**Records shown**:
----------------------------------------

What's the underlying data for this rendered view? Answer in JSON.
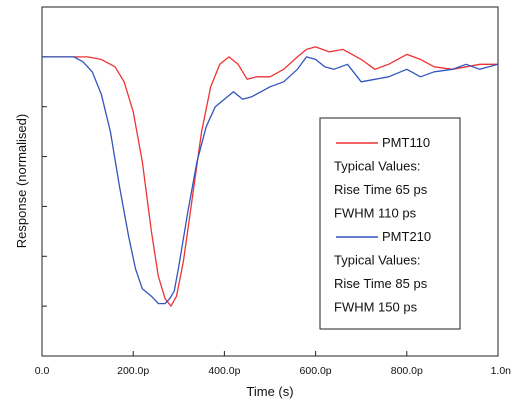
{
  "chart_data": {
    "type": "line",
    "xlabel": "Time (s)",
    "ylabel": "Response (normalised)",
    "xlim": [
      0,
      1000
    ],
    "x_ticks": [
      {
        "value": 0,
        "label": "0.0"
      },
      {
        "value": 200,
        "label": "200.0p"
      },
      {
        "value": 400,
        "label": "400.0p"
      },
      {
        "value": 600,
        "label": "600.0p"
      },
      {
        "value": 800,
        "label": "800.0p"
      },
      {
        "value": 1000,
        "label": "1.0n"
      }
    ],
    "ylim": [
      -1.2,
      0.2
    ],
    "y_ticks": [
      -1.2,
      -1.0,
      -0.8,
      -0.6,
      -0.4,
      -0.2,
      0.0,
      0.2
    ],
    "grid": false,
    "legend_placement": "right",
    "colors": {
      "PMT110": "#ee3333",
      "PMT210": "#3355bb"
    },
    "series": [
      {
        "name": "PMT110",
        "x": [
          0,
          100,
          130,
          160,
          180,
          200,
          220,
          240,
          255,
          270,
          283,
          295,
          310,
          330,
          350,
          370,
          390,
          410,
          430,
          450,
          470,
          500,
          530,
          560,
          580,
          600,
          630,
          660,
          700,
          730,
          760,
          800,
          830,
          860,
          900,
          930,
          960,
          1000
        ],
        "y": [
          0.0,
          0.0,
          -0.01,
          -0.04,
          -0.1,
          -0.22,
          -0.42,
          -0.7,
          -0.88,
          -0.97,
          -1.0,
          -0.96,
          -0.82,
          -0.56,
          -0.3,
          -0.12,
          -0.03,
          0.0,
          -0.03,
          -0.09,
          -0.08,
          -0.08,
          -0.05,
          0.0,
          0.03,
          0.04,
          0.02,
          0.03,
          -0.01,
          -0.05,
          -0.03,
          0.01,
          -0.01,
          -0.04,
          -0.05,
          -0.04,
          -0.03,
          -0.03
        ]
      },
      {
        "name": "PMT210",
        "x": [
          0,
          70,
          90,
          110,
          130,
          150,
          170,
          190,
          205,
          220,
          240,
          255,
          270,
          280,
          290,
          300,
          320,
          340,
          360,
          380,
          400,
          420,
          440,
          460,
          480,
          500,
          530,
          560,
          580,
          600,
          620,
          640,
          670,
          700,
          730,
          760,
          800,
          830,
          860,
          900,
          930,
          960,
          1000
        ],
        "y": [
          0.0,
          0.0,
          -0.02,
          -0.06,
          -0.15,
          -0.3,
          -0.52,
          -0.72,
          -0.85,
          -0.93,
          -0.96,
          -0.99,
          -0.99,
          -0.97,
          -0.94,
          -0.84,
          -0.62,
          -0.42,
          -0.28,
          -0.2,
          -0.17,
          -0.14,
          -0.17,
          -0.16,
          -0.14,
          -0.12,
          -0.1,
          -0.05,
          0.0,
          -0.01,
          -0.04,
          -0.05,
          -0.03,
          -0.1,
          -0.09,
          -0.08,
          -0.05,
          -0.08,
          -0.06,
          -0.05,
          -0.03,
          -0.05,
          -0.03
        ]
      }
    ],
    "legend_lines": [
      {
        "type": "series",
        "series": "PMT110",
        "text": "PMT110"
      },
      {
        "type": "text",
        "text": "Typical Values:"
      },
      {
        "type": "text",
        "text": "Rise Time 65 ps"
      },
      {
        "type": "text",
        "text": "FWHM 110 ps"
      },
      {
        "type": "series",
        "series": "PMT210",
        "text": "PMT210"
      },
      {
        "type": "text",
        "text": "Typical Values:"
      },
      {
        "type": "text",
        "text": "Rise Time 85 ps"
      },
      {
        "type": "text",
        "text": "FWHM 150 ps"
      }
    ]
  }
}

----------------------------------------

**Requirement**: Quote the data exactly, leaving every image out of the copy.

**Task solution**:
What's the underlying data for this rendered view? Answer in JSON.
{
  "chart_data": {
    "type": "line",
    "xlabel": "Time (s)",
    "ylabel": "Response (normalised)",
    "xlim": [
      0,
      1000
    ],
    "x_ticks": [
      {
        "value": 0,
        "label": "0.0"
      },
      {
        "value": 200,
        "label": "200.0p"
      },
      {
        "value": 400,
        "label": "400.0p"
      },
      {
        "value": 600,
        "label": "600.0p"
      },
      {
        "value": 800,
        "label": "800.0p"
      },
      {
        "value": 1000,
        "label": "1.0n"
      }
    ],
    "ylim": [
      -1.2,
      0.2
    ],
    "y_ticks": [
      -1.2,
      -1.0,
      -0.8,
      -0.6,
      -0.4,
      -0.2,
      0.0,
      0.2
    ],
    "grid": false,
    "legend_placement": "right",
    "colors": {
      "PMT110": "#ee3333",
      "PMT210": "#3355bb"
    },
    "series": [
      {
        "name": "PMT110",
        "x": [
          0,
          100,
          130,
          160,
          180,
          200,
          220,
          240,
          255,
          270,
          283,
          295,
          310,
          330,
          350,
          370,
          390,
          410,
          430,
          450,
          470,
          500,
          530,
          560,
          580,
          600,
          630,
          660,
          700,
          730,
          760,
          800,
          830,
          860,
          900,
          930,
          960,
          1000
        ],
        "y": [
          0.0,
          0.0,
          -0.01,
          -0.04,
          -0.1,
          -0.22,
          -0.42,
          -0.7,
          -0.88,
          -0.97,
          -1.0,
          -0.96,
          -0.82,
          -0.56,
          -0.3,
          -0.12,
          -0.03,
          0.0,
          -0.03,
          -0.09,
          -0.08,
          -0.08,
          -0.05,
          0.0,
          0.03,
          0.04,
          0.02,
          0.03,
          -0.01,
          -0.05,
          -0.03,
          0.01,
          -0.01,
          -0.04,
          -0.05,
          -0.04,
          -0.03,
          -0.03
        ]
      },
      {
        "name": "PMT210",
        "x": [
          0,
          70,
          90,
          110,
          130,
          150,
          170,
          190,
          205,
          220,
          240,
          255,
          270,
          280,
          290,
          300,
          320,
          340,
          360,
          380,
          400,
          420,
          440,
          460,
          480,
          500,
          530,
          560,
          580,
          600,
          620,
          640,
          670,
          700,
          730,
          760,
          800,
          830,
          860,
          900,
          930,
          960,
          1000
        ],
        "y": [
          0.0,
          0.0,
          -0.02,
          -0.06,
          -0.15,
          -0.3,
          -0.52,
          -0.72,
          -0.85,
          -0.93,
          -0.96,
          -0.99,
          -0.99,
          -0.97,
          -0.94,
          -0.84,
          -0.62,
          -0.42,
          -0.28,
          -0.2,
          -0.17,
          -0.14,
          -0.17,
          -0.16,
          -0.14,
          -0.12,
          -0.1,
          -0.05,
          0.0,
          -0.01,
          -0.04,
          -0.05,
          -0.03,
          -0.1,
          -0.09,
          -0.08,
          -0.05,
          -0.08,
          -0.06,
          -0.05,
          -0.03,
          -0.05,
          -0.03
        ]
      }
    ],
    "legend_lines": [
      {
        "type": "series",
        "series": "PMT110",
        "text": "PMT110"
      },
      {
        "type": "text",
        "text": "Typical Values:"
      },
      {
        "type": "text",
        "text": "Rise Time 65 ps"
      },
      {
        "type": "text",
        "text": "FWHM 110 ps"
      },
      {
        "type": "series",
        "series": "PMT210",
        "text": "PMT210"
      },
      {
        "type": "text",
        "text": "Typical Values:"
      },
      {
        "type": "text",
        "text": "Rise Time 85 ps"
      },
      {
        "type": "text",
        "text": "FWHM 150 ps"
      }
    ]
  }
}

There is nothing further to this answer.